Extracted material:
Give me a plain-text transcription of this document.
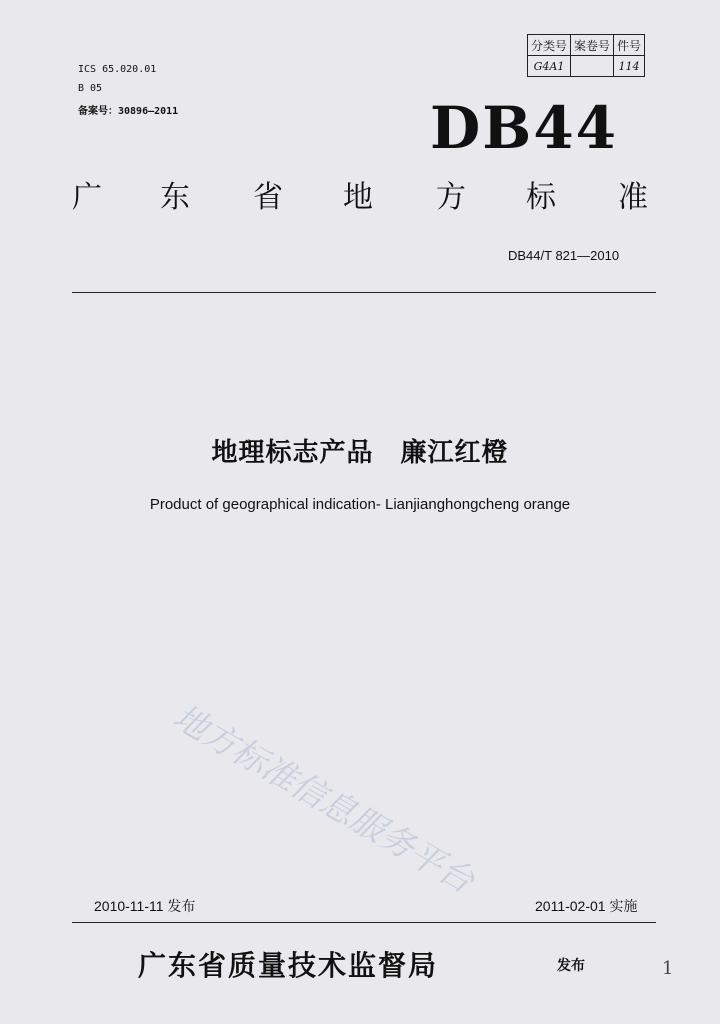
ICS 65.020.01
B 05
备案号：30896—2011
分类号	案卷号	件号
G4A1		114
DB44
广 东 省 地 方 标 准
DB44/T 821—2010
地理标志产品　廉江红橙
Product of geographical indication- Lianjianghongcheng orange
地方标准信息服务平台
2010-11-11 发布	2011-02-01 实施
广东省质量技术监督局	发布	1
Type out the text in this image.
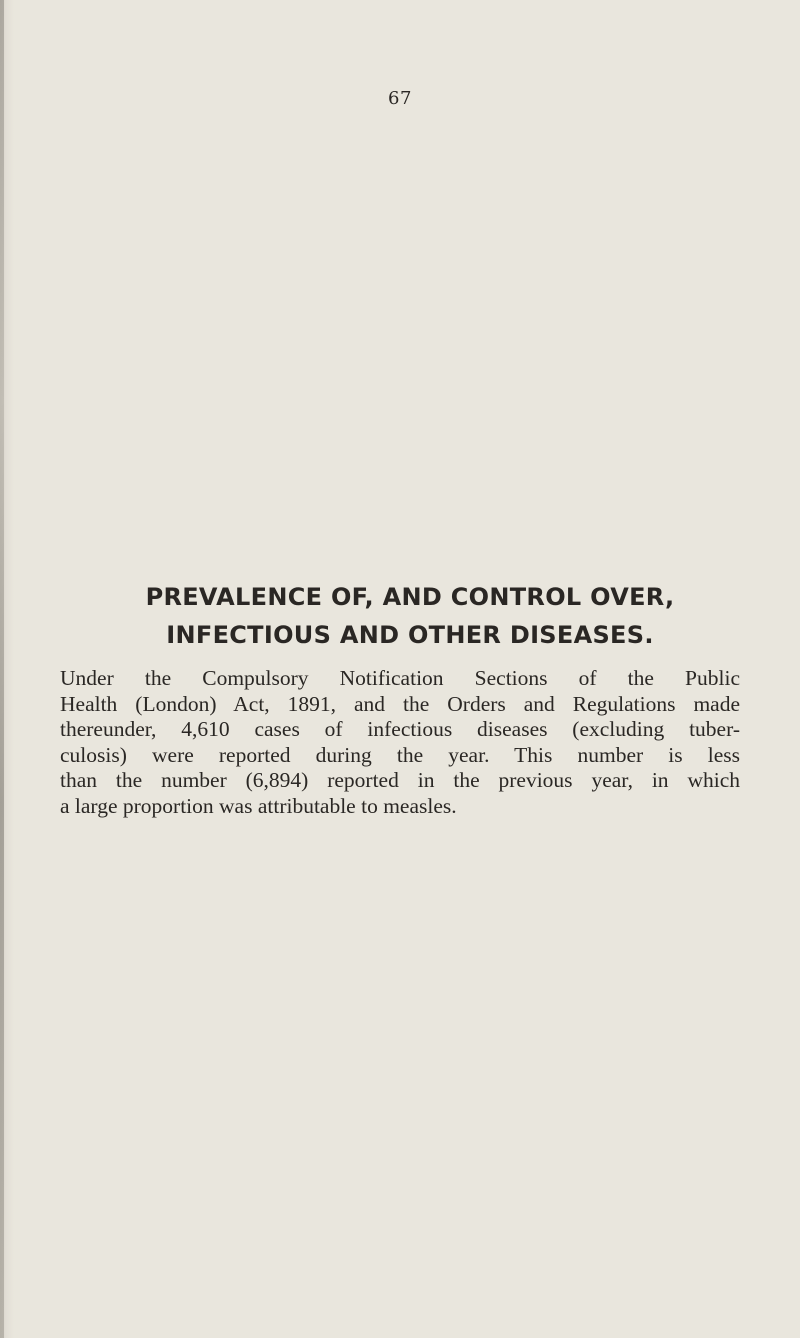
67
PREVALENCE OF, AND CONTROL OVER,
INFECTIOUS AND OTHER DISEASES.
Under the Compulsory Notification Sections of the Public
Health (London) Act, 1891, and the Orders and Regulations made
thereunder, 4,610 cases of infectious diseases (excluding tuber-
culosis) were reported during the year. This number is less
than the number (6,894) reported in the previous year, in which
a large proportion was attributable to measles.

The exercise: Every record above should be transcribed exactly; the pictures stay out of the copy.

Exercise solution:
Give me a plain-text transcription of this document.
ICS 65.020.01
B 05
备案号：30896—2011
分类号	案卷号	件号
G4A1		114
DB44
广 东 省 地 方 标 准
DB44/T 821—2010
地理标志产品　廉江红橙
Product of geographical indication- Lianjianghongcheng orange
地方标准信息服务平台
2010-11-11 发布	2011-02-01 实施
广东省质量技术监督局	发布	1
Type out the text in this image.
67
PREVALENCE OF, AND CONTROL OVER,
INFECTIOUS AND OTHER DISEASES.
Under the Compulsory Notification Sections of the Public
Health (London) Act, 1891, and the Orders and Regulations made
thereunder, 4,610 cases of infectious diseases (excluding tuber-
culosis) were reported during the year. This number is less
than the number (6,894) reported in the previous year, in which
a large proportion was attributable to measles.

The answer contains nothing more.